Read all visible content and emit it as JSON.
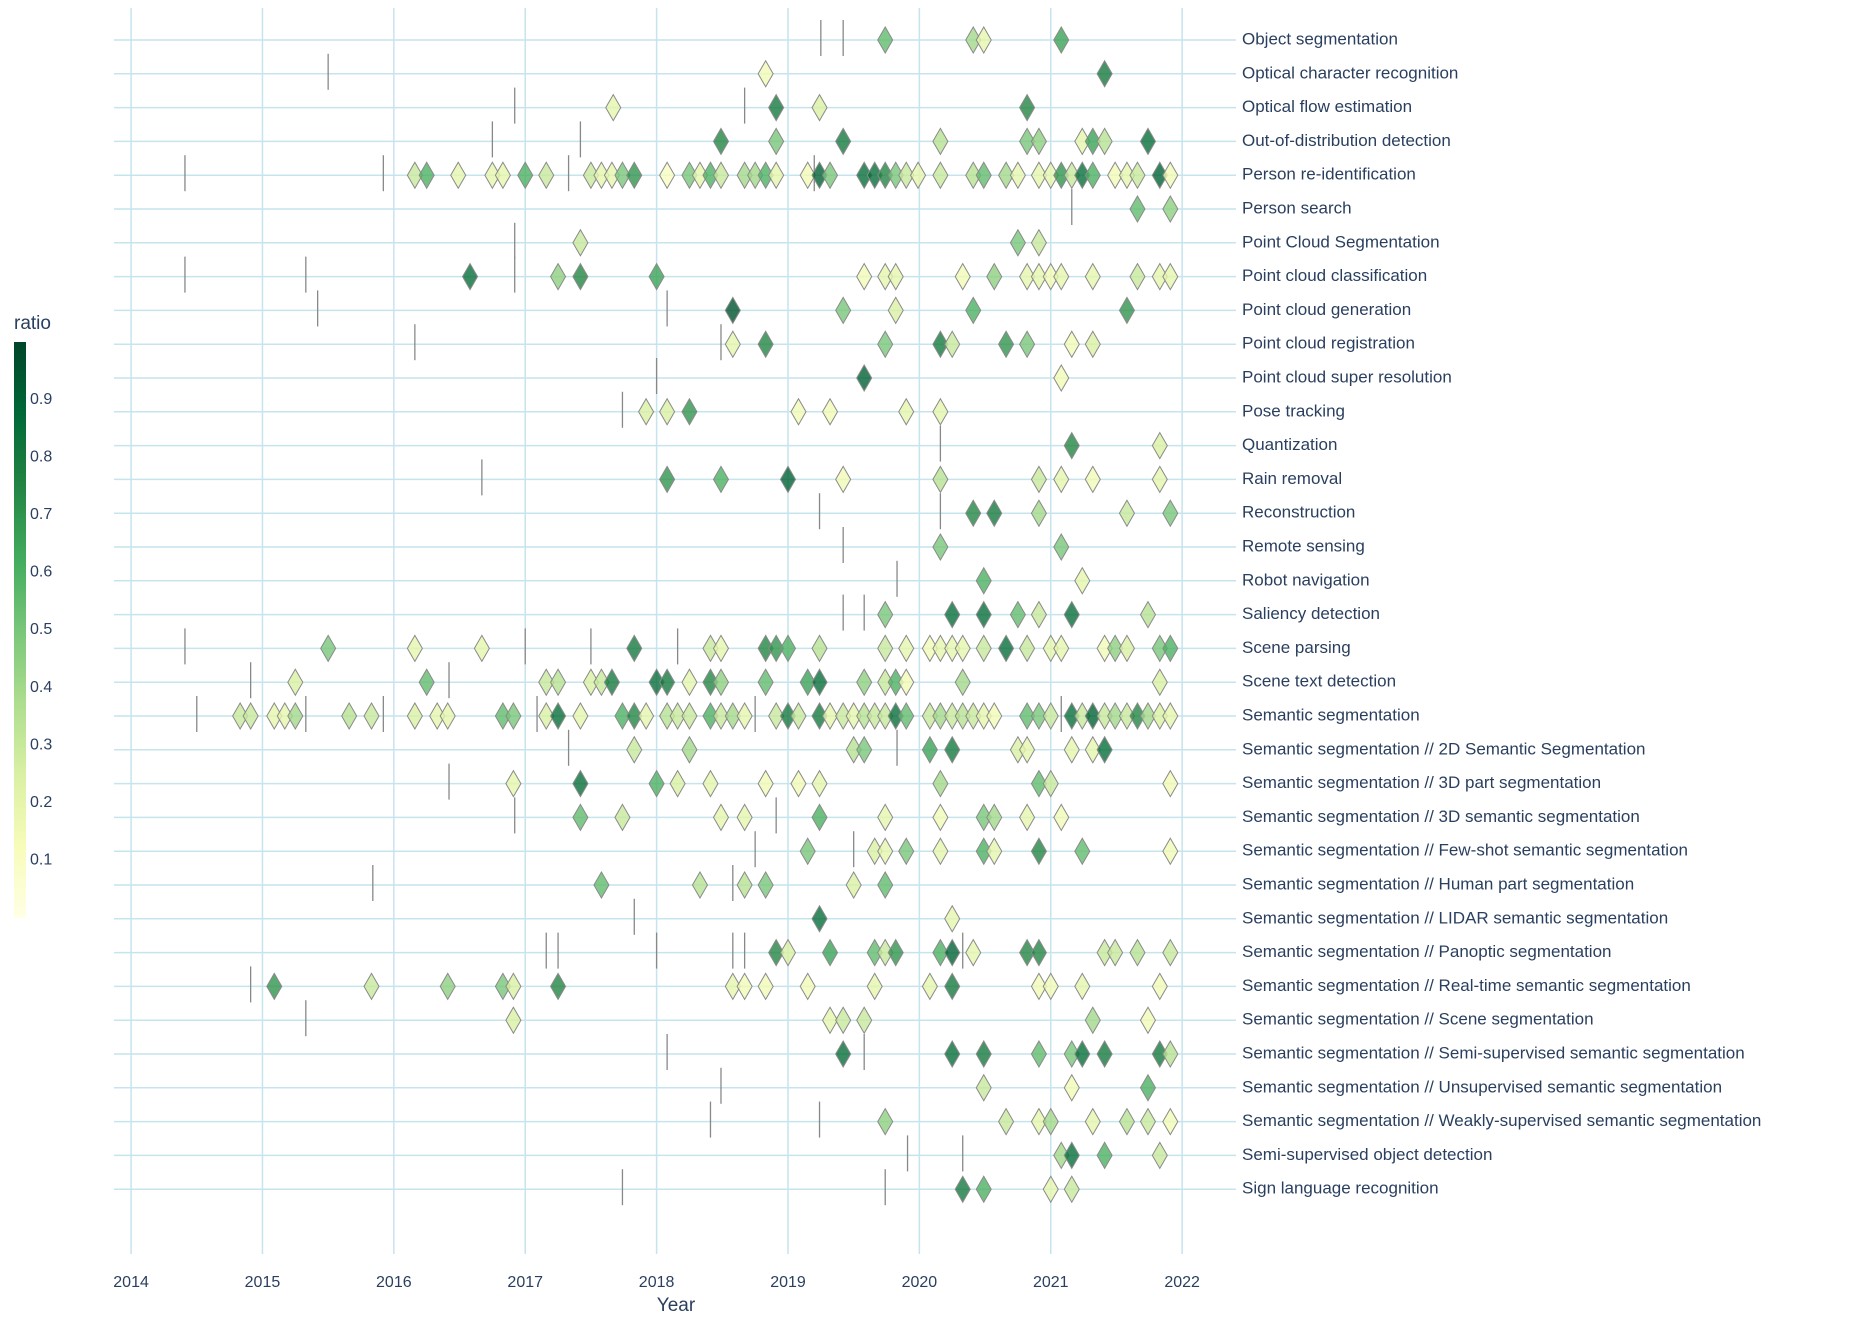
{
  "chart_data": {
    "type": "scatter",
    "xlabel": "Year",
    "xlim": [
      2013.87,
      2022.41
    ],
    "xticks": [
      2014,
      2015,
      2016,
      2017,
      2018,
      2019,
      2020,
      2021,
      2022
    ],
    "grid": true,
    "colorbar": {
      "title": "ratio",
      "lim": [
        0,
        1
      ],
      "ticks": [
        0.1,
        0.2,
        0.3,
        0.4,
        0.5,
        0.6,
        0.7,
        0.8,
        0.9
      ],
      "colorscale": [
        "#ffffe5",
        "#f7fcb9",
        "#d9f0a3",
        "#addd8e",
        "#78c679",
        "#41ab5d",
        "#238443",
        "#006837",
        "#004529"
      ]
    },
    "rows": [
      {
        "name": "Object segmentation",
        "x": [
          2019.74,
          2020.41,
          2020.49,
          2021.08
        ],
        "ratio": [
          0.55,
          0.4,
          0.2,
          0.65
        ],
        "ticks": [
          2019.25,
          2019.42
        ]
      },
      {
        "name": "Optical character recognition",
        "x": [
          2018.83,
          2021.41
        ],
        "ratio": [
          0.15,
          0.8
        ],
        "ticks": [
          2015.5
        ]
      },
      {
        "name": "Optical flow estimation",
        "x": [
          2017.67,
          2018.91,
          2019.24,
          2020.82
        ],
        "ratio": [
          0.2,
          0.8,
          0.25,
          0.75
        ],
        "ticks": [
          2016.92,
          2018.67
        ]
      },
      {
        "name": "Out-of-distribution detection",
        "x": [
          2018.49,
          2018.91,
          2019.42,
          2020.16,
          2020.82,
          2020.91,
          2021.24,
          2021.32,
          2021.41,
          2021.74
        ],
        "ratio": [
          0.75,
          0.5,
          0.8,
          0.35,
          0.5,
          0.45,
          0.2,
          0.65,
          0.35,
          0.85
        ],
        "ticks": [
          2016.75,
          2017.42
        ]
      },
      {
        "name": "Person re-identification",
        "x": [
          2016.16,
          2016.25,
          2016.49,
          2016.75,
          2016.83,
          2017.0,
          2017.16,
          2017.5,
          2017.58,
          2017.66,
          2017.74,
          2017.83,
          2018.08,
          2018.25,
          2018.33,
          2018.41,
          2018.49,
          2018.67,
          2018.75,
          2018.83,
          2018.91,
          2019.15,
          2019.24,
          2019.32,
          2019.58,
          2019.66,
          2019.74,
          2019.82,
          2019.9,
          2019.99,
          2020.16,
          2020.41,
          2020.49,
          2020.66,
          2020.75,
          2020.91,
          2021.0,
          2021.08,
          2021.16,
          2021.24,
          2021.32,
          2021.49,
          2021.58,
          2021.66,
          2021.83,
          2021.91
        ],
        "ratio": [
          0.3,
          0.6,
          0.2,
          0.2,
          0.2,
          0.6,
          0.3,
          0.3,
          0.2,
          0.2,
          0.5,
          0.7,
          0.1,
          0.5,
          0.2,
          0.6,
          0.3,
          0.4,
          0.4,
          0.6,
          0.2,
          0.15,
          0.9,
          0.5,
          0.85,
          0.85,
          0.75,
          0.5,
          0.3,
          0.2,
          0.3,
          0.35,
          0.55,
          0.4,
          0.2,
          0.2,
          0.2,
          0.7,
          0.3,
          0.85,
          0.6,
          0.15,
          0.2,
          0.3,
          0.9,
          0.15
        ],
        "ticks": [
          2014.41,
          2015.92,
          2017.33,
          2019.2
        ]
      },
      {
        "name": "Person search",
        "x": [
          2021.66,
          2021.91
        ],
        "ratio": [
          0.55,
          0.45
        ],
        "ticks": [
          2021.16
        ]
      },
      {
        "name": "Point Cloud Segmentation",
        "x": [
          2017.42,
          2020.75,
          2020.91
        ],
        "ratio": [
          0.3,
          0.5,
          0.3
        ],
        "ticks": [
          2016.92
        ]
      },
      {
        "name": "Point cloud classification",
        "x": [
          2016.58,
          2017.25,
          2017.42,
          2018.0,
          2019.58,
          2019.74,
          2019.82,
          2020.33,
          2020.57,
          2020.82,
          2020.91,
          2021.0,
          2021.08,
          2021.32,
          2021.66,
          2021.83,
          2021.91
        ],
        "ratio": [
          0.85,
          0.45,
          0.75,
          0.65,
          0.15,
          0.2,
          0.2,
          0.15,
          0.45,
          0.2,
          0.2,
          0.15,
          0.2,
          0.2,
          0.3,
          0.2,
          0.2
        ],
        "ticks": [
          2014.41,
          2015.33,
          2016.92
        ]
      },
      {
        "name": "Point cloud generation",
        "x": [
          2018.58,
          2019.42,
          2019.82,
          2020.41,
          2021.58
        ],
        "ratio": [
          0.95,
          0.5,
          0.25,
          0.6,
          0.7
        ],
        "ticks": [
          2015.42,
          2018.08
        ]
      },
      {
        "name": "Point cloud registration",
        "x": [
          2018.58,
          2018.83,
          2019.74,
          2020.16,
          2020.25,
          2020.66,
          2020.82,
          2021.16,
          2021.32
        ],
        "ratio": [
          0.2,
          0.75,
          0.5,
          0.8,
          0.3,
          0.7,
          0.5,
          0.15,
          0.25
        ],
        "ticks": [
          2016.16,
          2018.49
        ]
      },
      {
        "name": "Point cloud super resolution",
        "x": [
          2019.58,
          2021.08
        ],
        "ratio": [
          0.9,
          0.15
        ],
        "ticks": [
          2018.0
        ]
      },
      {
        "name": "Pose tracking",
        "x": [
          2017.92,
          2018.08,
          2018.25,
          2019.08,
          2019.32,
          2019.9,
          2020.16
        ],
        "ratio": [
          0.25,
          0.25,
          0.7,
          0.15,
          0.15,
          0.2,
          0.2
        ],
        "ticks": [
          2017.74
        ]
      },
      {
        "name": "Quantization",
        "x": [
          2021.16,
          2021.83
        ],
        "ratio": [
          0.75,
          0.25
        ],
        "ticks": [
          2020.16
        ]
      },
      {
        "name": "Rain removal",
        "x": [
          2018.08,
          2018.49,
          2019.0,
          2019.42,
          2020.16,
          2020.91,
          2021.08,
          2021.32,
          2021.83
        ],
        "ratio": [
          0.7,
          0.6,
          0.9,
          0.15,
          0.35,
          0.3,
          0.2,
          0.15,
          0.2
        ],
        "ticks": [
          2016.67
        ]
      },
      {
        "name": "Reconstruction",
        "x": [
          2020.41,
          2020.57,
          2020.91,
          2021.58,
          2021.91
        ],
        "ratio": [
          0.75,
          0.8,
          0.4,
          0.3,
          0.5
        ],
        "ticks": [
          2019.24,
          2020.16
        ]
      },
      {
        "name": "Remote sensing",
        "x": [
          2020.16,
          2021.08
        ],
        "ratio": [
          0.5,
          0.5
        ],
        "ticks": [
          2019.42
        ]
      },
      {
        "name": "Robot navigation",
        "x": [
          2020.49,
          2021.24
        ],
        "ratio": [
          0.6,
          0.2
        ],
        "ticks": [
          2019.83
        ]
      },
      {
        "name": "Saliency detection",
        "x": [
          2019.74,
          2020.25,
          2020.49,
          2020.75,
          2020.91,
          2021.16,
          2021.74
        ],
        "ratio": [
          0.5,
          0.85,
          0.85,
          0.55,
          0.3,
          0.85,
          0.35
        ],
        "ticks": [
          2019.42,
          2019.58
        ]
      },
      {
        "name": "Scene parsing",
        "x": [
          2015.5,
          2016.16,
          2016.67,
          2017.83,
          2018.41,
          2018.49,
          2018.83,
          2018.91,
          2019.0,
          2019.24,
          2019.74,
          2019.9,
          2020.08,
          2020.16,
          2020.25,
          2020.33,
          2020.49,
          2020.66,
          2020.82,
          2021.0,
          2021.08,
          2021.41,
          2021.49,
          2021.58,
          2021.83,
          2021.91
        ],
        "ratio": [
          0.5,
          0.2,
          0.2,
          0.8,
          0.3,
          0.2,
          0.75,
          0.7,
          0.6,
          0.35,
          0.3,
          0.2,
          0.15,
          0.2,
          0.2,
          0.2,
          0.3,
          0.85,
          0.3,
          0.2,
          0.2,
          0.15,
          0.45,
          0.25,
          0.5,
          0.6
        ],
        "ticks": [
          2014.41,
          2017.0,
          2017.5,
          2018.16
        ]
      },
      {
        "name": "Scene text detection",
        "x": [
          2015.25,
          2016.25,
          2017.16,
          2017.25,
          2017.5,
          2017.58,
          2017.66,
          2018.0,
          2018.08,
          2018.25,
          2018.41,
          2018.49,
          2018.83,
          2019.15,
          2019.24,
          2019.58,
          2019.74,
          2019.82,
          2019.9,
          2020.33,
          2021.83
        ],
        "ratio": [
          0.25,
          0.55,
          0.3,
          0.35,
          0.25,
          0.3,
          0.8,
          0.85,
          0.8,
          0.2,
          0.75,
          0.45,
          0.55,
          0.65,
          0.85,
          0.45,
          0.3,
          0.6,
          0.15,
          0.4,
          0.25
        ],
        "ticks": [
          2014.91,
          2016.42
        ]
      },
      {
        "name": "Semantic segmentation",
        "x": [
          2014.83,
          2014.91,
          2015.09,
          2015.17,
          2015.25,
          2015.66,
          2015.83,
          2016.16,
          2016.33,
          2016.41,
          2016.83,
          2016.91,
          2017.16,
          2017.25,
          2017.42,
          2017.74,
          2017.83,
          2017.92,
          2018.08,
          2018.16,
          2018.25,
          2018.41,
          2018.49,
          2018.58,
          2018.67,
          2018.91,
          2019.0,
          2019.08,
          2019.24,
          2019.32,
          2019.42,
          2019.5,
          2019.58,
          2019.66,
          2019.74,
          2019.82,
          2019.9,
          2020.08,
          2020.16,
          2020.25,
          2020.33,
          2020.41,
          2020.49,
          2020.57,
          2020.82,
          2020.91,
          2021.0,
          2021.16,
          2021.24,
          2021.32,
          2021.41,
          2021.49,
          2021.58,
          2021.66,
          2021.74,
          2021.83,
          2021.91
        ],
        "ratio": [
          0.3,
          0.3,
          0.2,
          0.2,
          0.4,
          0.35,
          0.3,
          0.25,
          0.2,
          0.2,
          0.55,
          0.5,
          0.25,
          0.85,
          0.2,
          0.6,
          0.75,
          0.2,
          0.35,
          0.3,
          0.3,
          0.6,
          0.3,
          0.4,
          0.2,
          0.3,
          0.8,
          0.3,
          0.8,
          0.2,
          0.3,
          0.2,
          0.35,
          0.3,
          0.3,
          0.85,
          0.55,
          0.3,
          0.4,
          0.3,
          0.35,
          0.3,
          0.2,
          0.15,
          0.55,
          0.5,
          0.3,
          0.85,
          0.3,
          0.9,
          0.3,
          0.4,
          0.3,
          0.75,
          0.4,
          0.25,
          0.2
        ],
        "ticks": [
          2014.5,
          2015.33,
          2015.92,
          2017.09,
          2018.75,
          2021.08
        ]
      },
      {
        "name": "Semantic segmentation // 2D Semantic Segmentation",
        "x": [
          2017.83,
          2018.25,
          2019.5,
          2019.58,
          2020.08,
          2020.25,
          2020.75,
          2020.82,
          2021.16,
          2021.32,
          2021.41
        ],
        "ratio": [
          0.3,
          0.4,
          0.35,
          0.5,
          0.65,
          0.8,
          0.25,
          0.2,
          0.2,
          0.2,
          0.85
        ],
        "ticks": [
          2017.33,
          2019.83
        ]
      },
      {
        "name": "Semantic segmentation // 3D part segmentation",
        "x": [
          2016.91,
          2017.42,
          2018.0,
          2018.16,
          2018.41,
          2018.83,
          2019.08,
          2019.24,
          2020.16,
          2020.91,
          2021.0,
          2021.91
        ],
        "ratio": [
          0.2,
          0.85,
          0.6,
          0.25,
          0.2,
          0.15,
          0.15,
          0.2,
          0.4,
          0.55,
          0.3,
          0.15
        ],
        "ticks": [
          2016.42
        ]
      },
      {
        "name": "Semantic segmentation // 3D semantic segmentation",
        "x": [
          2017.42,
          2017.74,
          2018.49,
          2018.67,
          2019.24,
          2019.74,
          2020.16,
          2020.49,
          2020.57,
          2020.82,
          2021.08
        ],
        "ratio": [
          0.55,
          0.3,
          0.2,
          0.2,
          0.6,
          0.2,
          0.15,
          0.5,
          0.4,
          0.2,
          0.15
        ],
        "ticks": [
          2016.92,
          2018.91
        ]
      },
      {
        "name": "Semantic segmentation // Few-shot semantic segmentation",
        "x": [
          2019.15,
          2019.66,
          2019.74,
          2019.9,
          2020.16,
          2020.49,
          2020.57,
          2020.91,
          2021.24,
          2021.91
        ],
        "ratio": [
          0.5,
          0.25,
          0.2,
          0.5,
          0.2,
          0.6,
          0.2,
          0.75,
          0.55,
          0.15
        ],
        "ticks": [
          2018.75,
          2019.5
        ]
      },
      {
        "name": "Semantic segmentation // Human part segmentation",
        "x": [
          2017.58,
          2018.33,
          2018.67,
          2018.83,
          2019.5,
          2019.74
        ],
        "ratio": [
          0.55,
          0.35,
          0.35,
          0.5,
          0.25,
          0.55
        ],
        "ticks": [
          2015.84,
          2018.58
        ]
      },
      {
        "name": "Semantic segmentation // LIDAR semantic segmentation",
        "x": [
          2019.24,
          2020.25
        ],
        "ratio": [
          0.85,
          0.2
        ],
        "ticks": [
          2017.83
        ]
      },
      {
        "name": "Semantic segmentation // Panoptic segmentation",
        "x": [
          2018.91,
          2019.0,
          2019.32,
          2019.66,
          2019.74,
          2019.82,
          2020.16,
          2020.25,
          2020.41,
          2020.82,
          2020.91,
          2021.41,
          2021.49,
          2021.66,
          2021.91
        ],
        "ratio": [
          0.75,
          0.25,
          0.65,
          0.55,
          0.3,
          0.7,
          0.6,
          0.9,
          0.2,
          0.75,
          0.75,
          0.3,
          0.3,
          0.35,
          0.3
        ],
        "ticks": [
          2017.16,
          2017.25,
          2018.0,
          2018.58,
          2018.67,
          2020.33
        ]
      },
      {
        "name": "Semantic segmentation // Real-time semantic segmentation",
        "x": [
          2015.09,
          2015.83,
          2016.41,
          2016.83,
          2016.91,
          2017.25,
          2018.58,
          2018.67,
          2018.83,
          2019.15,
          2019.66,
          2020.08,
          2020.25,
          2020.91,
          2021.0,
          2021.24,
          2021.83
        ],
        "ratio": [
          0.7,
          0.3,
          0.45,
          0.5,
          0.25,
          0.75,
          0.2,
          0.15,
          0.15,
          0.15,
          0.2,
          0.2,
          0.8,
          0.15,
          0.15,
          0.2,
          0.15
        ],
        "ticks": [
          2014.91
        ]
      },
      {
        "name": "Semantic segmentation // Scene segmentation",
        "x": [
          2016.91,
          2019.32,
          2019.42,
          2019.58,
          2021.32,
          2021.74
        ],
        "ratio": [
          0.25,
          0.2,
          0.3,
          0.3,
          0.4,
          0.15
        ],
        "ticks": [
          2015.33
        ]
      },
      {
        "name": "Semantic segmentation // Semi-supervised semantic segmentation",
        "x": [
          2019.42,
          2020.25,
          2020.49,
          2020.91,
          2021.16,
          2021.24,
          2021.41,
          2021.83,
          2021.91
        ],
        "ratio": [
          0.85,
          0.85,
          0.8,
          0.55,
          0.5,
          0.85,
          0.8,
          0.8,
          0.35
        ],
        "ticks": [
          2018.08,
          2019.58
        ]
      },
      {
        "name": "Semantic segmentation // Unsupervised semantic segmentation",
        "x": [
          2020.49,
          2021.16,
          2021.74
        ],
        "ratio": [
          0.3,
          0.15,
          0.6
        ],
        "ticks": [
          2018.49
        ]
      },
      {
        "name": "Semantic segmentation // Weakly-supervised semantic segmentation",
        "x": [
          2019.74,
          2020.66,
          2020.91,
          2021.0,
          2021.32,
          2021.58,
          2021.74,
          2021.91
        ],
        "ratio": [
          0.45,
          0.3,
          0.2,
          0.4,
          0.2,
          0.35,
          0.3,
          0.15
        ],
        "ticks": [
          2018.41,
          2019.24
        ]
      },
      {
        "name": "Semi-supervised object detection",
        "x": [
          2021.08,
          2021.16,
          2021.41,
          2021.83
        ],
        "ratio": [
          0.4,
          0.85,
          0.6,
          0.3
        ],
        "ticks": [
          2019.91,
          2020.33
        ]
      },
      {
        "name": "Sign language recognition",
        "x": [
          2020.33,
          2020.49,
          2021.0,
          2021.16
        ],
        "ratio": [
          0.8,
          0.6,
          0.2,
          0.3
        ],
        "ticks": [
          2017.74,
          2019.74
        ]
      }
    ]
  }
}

+ + + + +

* What is being asked
Filter the data for the string "Semi" and copy every line that has it.

* Task output
        "name": "Semantic segmentation // Semi-supervised semantic segmentation",
        "name": "Semi-supervised object detection",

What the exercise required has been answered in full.